Given passage
⟨

No. Just no. To be honest, of course you’ll get excellent results if you position your speakers carefully, putting them on stands that isolate them from the ground to help with vibrations, making sure they are at the right height and pointed right at your listening position. But let’s be real here: most of us don’t live in conditions that are conducive to delicate positioning. Bookshelf speakers are called bookshelf speakers for a reason, and it’s totally fine to put them on actual bookshelves. Or coffee tables. Or anywhere, really. No matter where you put them, you are still likely to get decent sound. Manufacturers are even taking this into account when they build speakers. The wireless KEF LSX (full review here) come with an app that lets you select how far the speakers are from the wall, and if they’re on a shelf or stands. The sound then adjusts accordingly. Huzzah!
There are a couple of things worth bearing in mind when positioning your speakers. You should try leave a little bit of space at the rear of the speaker, especially if there’s an open bass port at the back. This will allow air to flow freely and boost your low-end. If you can, you should try and position the speakers so that the tweeter – the small driver – is at ear level. And if you do have the opportunity to use stands, we definitely recommend them. They not only help improve the sound quality, but they also look extremely cool. In our testing room, we use Sanus stands, which are pretty inexpensive. If you’re trying to choose a pair of bookshelf speakers, you may want to consider buying stands as well, but don’t stress if you can’t fit them in your house or you don’t have the money.

⟩

Data extract
⟨

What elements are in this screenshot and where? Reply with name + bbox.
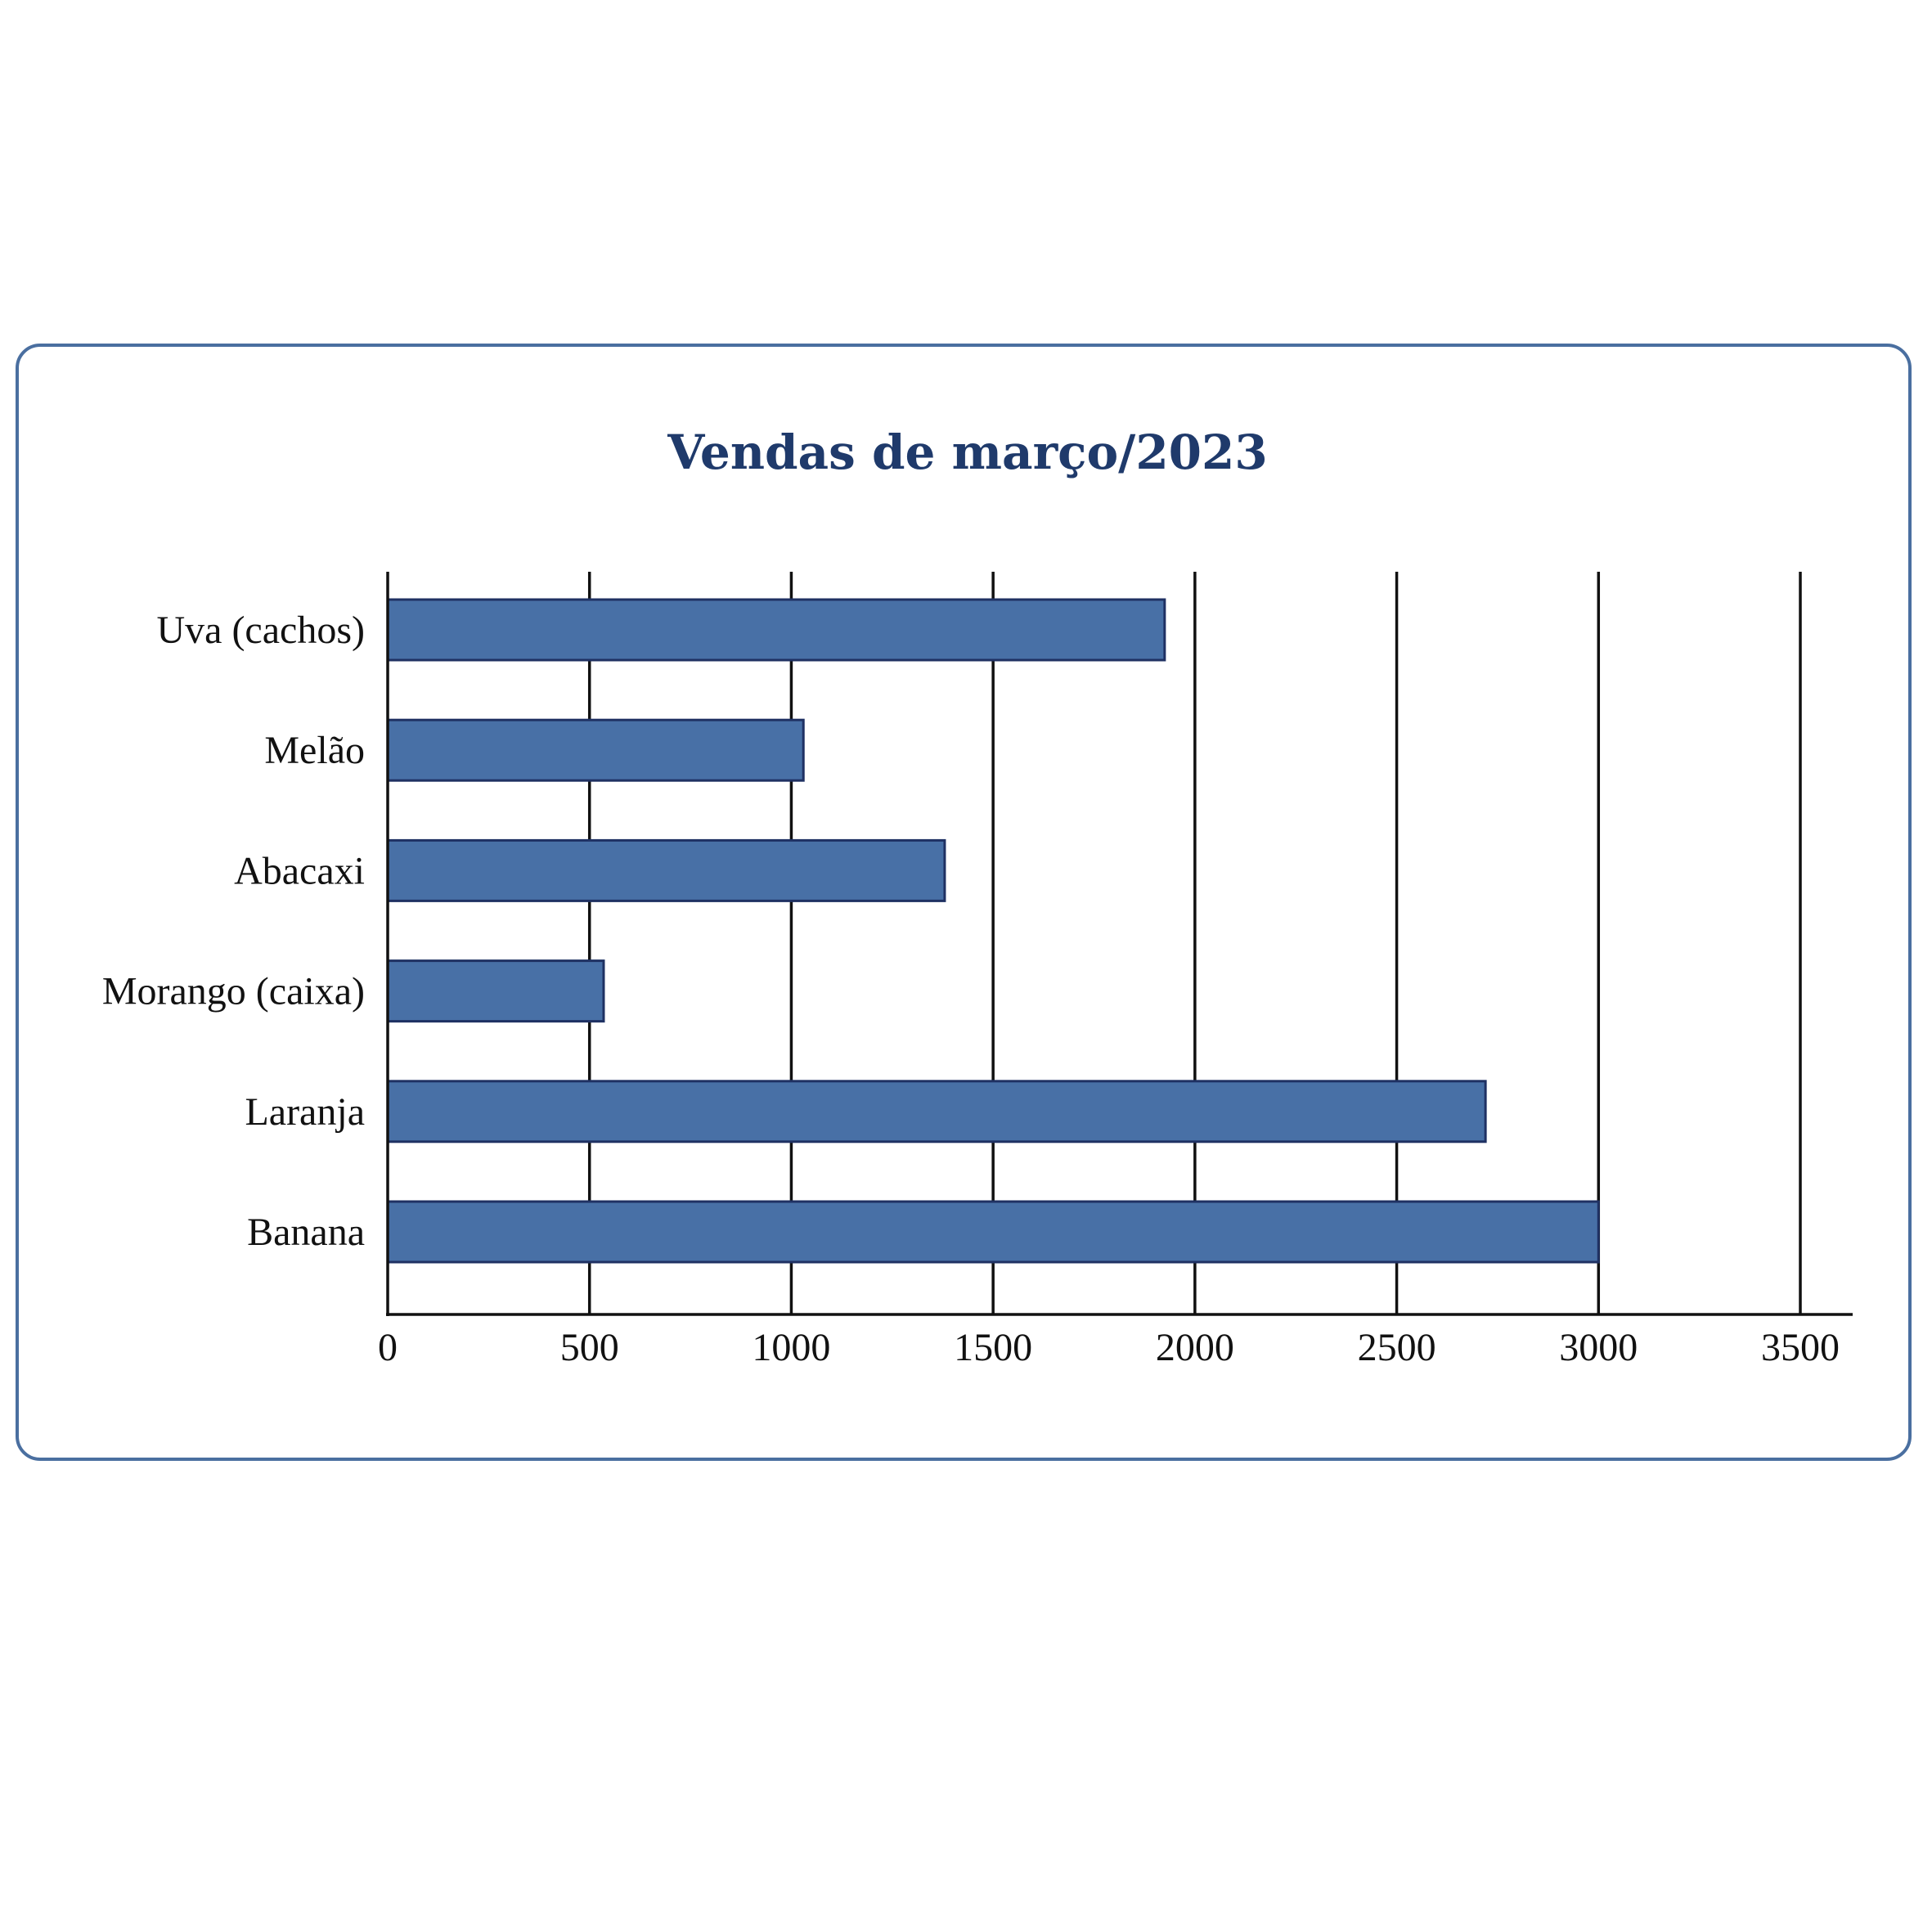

⟩

Problem details
Reproduce verbatim the stretch of the speaker-placement text from "No. Just no." through "adjusts accordingly. Huzzah!".

Written answer
No. Just no. To be honest, of course you’ll get excellent results if you position your speakers carefully, putting them on stands that isolate them from the ground to help with vibrations, making sure they are at the right height and pointed right at your listening position. But let’s be real here: most of us don’t live in conditions that are conducive to delicate positioning. Bookshelf speakers are called bookshelf speakers for a reason, and it’s totally fine to put them on actual bookshelves. Or coffee tables. Or anywhere, really. No matter where you put them, you are still likely to get decent sound. Manufacturers are even taking this into account when they build speakers. The wireless KEF LSX (full review here) come with an app that lets you select how far the speakers are from the wall, and if they’re on a shelf or stands. The sound then adjusts accordingly. Huzzah!